REQUEST 1: Below is an article about the SEC's planned tokenization exemption. List every direct quotation from Paul Atkins in it.
REQUEST 2: Please extend the article on the SEC's tokenization exemption below, picking up after its final sentence.

PAGE TEXT:
HomeCryptoSEC Chair Atkins Says Tokenization Exemption Is Weeks Away. Here Is What...

SEC Chair Atkins Says Tokenization Exemption Is Weeks Away. Here Is What It Covers.

The SEC's proposed Token Safe Harbor would let firms test blockchain-based securities with reduced compliance requirements. The proposal is already at the White House for review.

SEC Chair Paul Atkins confirmed on March 25, 2026 that a tokenization innovation exemption is coming “in the next few weeks.” He made the remarks in an interview with Crypto America, just days after delivering a formal speech at the DC Blockchain Summit in Washington. At that event, Atkins unveiled the concept of a Token Safe Harbor and described the SEC’s direction under his leadership. The proposal has already been submitted to the White House’s Office of Management and Budget for review. A formal rollout before mid-April 2026 remains possible, pending final clearance.

Atkins framed the case for tokenization in direct terms at the summit. “Tokenization can enhance settlement efficiency, reduce settlement risk, and eliminate unnecessary intermediaries,” he said. The remarks signal a sharp departure from the enforcement-focused approach of prior SEC leadership. Additionally, Atkins confirmed the agency aims to “establish a solid foundation for digital asset markets by the end of 2026,” suggesting the exemption is one part of a broader regulatory buildout.

RECORDED INFORMATION:
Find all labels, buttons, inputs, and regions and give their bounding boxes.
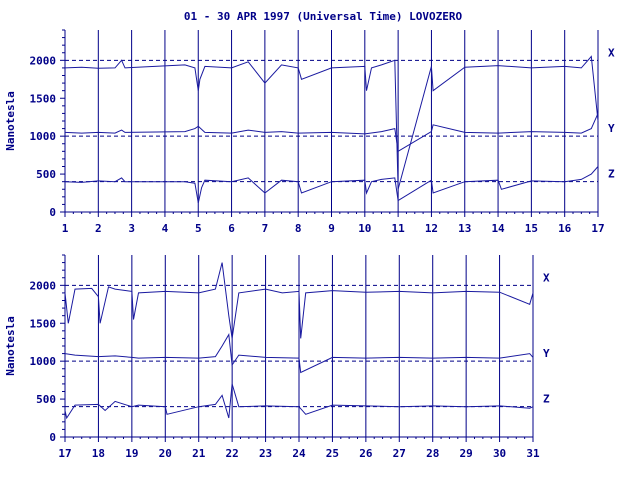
x-tick-label: 2: [95, 222, 102, 235]
series-z-line: [64, 383, 534, 420]
x-tick-label: 28: [426, 447, 439, 460]
y-tick-label: 0: [49, 431, 56, 444]
x-tick-label: 7: [262, 222, 269, 235]
x-tick-label: 19: [125, 447, 138, 460]
series-y-line: [64, 113, 599, 153]
series-x-line: [64, 55, 599, 190]
x-tick-label: 4: [162, 222, 169, 235]
y-tick-label: 2000: [30, 279, 57, 292]
x-tick-label: 6: [228, 222, 235, 235]
y-tick-label: 1000: [30, 130, 57, 143]
x-tick-label: 29: [460, 447, 473, 460]
x-tick-label: 26: [359, 447, 373, 460]
x-tick-label: 8: [295, 222, 302, 235]
x-tick-label: 15: [525, 222, 538, 235]
panel-bottom: 17 18 19 20 21 22 23 24 25 26 27 28 29 30 31 0 500 1000 15…: [4, 254, 550, 460]
y-tick-label: 1000: [30, 355, 57, 368]
series-x-line: [64, 262, 534, 339]
y-tick-label: 500: [36, 168, 56, 181]
y-tick-label: 1500: [30, 92, 57, 105]
x-tick-label: 16: [558, 222, 572, 235]
y-axis-label: Nanotesla: [4, 91, 17, 151]
x-tick-label: 14: [491, 222, 505, 235]
y-tick-label: 1500: [30, 317, 57, 330]
component-label-x: X: [608, 46, 615, 59]
y-tick-label: 500: [36, 393, 56, 406]
x-tick-label: 21: [192, 447, 206, 460]
x-tick-label: 23: [259, 447, 272, 460]
x-tick-label: 1: [62, 222, 69, 235]
x-tick-label: 27: [393, 447, 406, 460]
component-label-z: Z: [608, 168, 615, 181]
x-tick-label: 20: [159, 447, 172, 460]
x-tick-label: 18: [92, 447, 105, 460]
x-tick-label: 13: [458, 222, 471, 235]
x-tick-label: 31: [526, 447, 540, 460]
component-label-y: Y: [543, 347, 550, 360]
x-tick-label: 25: [326, 447, 339, 460]
x-tick-label: 9: [328, 222, 335, 235]
component-label-y: Y: [608, 122, 615, 135]
x-tick-label: 17: [58, 447, 71, 460]
x-tick-label: 5: [195, 222, 202, 235]
x-tick-label: 24: [292, 447, 306, 460]
y-axis-label: Nanotesla: [4, 316, 17, 376]
x-tick-label: 30: [493, 447, 506, 460]
panel-top: 1 2 3 4 5 6 7 8 9 10 11 12 13 14 15 16 17050010001500200…: [4, 29, 615, 235]
x-tick-label: 10: [358, 222, 371, 235]
x-tick-label: 3: [128, 222, 135, 235]
series-y-line: [64, 333, 534, 374]
x-tick-label: 17: [591, 222, 604, 235]
component-label-z: Z: [543, 393, 550, 406]
x-tick-label: 11: [392, 222, 406, 235]
y-tick-label: 0: [49, 206, 56, 219]
y-tick-label: 2000: [30, 54, 57, 67]
x-tick-label: 22: [226, 447, 239, 460]
component-label-x: X: [543, 271, 550, 284]
x-tick-label: 12: [425, 222, 438, 235]
chart-title: 01 - 30 APR 1997 (Universal Time) LOVOZE…: [184, 10, 463, 23]
series-z-line: [64, 166, 599, 204]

RESPONSE 1:
- "in the next few weeks."
- "Tokenization can enhance settlement efficiency, reduce settlement risk, and eliminate unnecessary intermediaries,"
- "establish a solid foundation for digital asset markets by the end of 2026,"

RESPONSE 2:
What the Token Safe Harbor Actually Does

The exemption creates a temporary regulatory sandbox for tokenized securities. Qualifying firms can issue and trade tokenized securities without immediately satisfying full SEC registration requirements. The sandbox is designed to run for 12 to 36 months, giving the SEC time to develop durable long-term rules. The draft proposal exceeds 400 pages. It covers four distinct non-securities asset categories: digital commodities, digital collectibles, digital tools, and payment stablecoins.

Beyond those four categories, the proposal includes a startup exemption. Early-stage crypto projects would receive up to four years to raise limited capital while developing network maturity. Under one structure, startups could raise up to $5 million over four years with required disclosures. Under another, they could raise up to $75 million annually. Separately, an investment contract safe harbor establishes clearer rules for when a crypto asset exits securities classification. Taken together, the proposal addresses three of the biggest compliance barriers that have slowed tokenized markets in the United States.

The SEC’s Crypto Task Force spent over 13 months preparing the framework. It conducted dozens of roundtables, met with hundreds of market participants, and solicited public feedback before submitting the proposal. The scope of that preparation reflects how carefully the agency has moved, even as Atkins signals urgency.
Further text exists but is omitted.